SOURCE PASSAGE:
***
The majority states, “Probable cause to arrest is subject to some subjective
interpretation by a police officer.” (Majority Opinion at ¶10). The majority ultimately
concludes “… there was sufficient information for Trooper McMunn to make the
subjective determination of probable cause to arrest.” Id.
{¶17} While there may be an element of subjective interpretation as to various
indicators of intoxication; i.e., strength of odor of alcohol, degree of glassy or bloodshot
eyes, level of distinction of speech – I disagree the arresting officer’s subjective
interpretation is the test to be applied in determining whether probable cause to arrest
exists.
{¶18} I am also concerned with the majority’s mention of the “results” of three
excluded field sobriety tests as contributing to Trooper McMunn’s “independent
conclusion”. (Majority Opinion at ¶10). While Trooper McMunn’s observations of
Appellant’s conduct made during the improper administration of the field sobriety tests
Fairfield County, Case No. 12-CA-110 8
may properly be considered, I find consideration of the results thereof may not be
considered in determining probable cause.
***
SOURCE EXCERPT:
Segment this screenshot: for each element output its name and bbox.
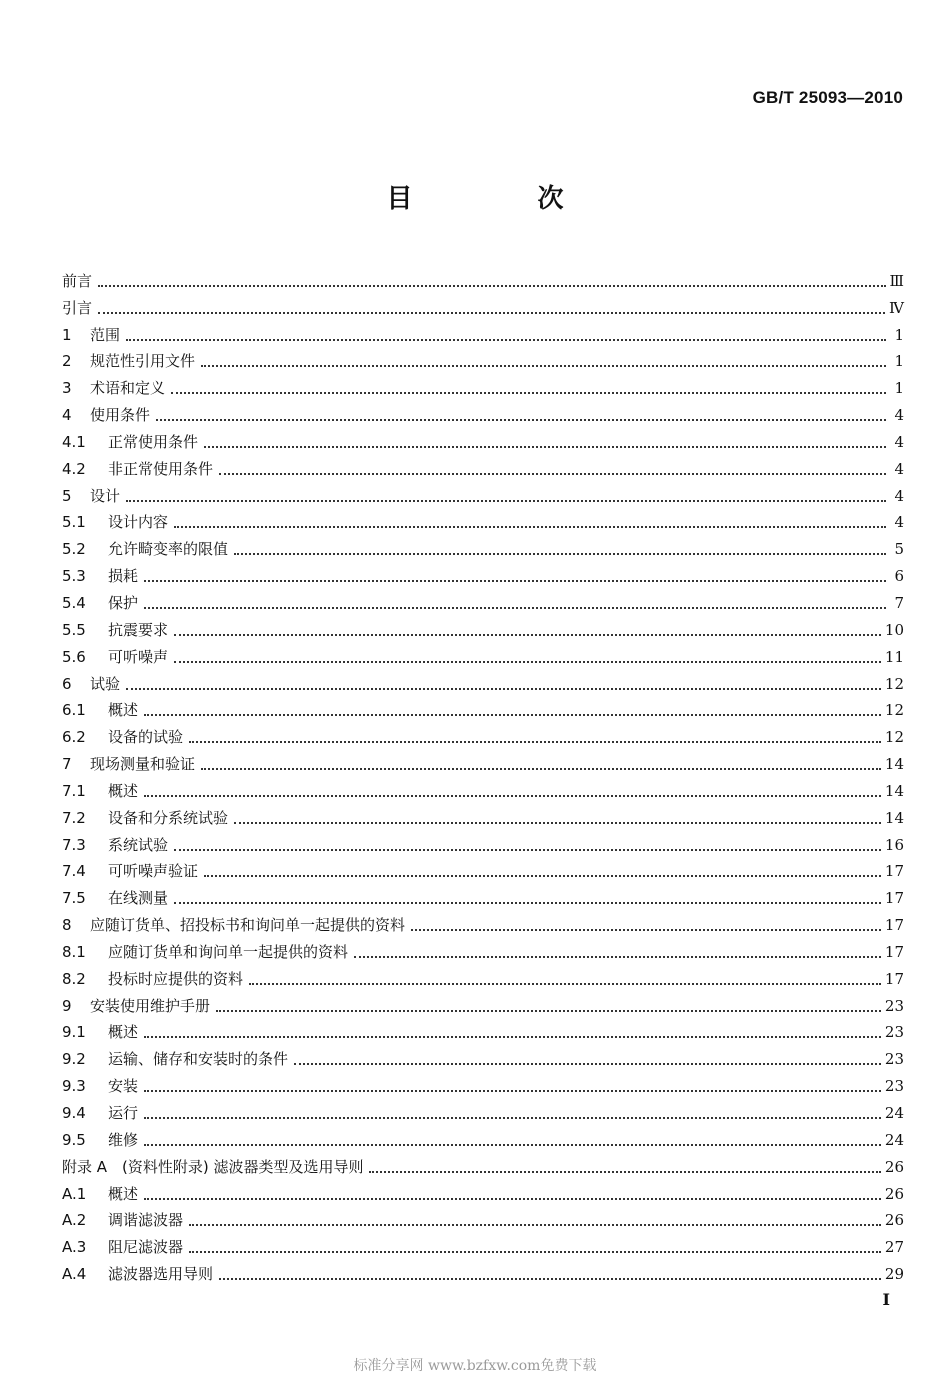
***
LIST OF TASKS:
1. In the opinion passage on probable cause above, what does the writer disagree is the test for deciding whether probable cause to arrest exists?
2. Continue the opinion passage on probable cause to arrest from its last sentence.

OUTPUTS BY TASK:
1. The arresting officer's subjective interpretation.

2.
________________________________
HON. WILLIAM B. HOFFMAN
[Cite as State v. Baldwin, 2013-Ohio-2648.]
IN THE COURT OF APPEALS FOR FAIRFIELD COUNTY, OHIO
FIFTH APPELLATE DISTRICT
STATE OF OHIO :
:
Plaintiff-Appellee :
:
-vs- : JUDGMENT ENTRY
:
JOSHUA BALDWIN :
:
Defendant-Appellant : CASE NO. 12-CA-110
For the reasons stated in our accompanying Memorandum-Opinion, the
judgment of the Municipal Court of Fairfield County, Ohio is affirmed. Costs to
appellant.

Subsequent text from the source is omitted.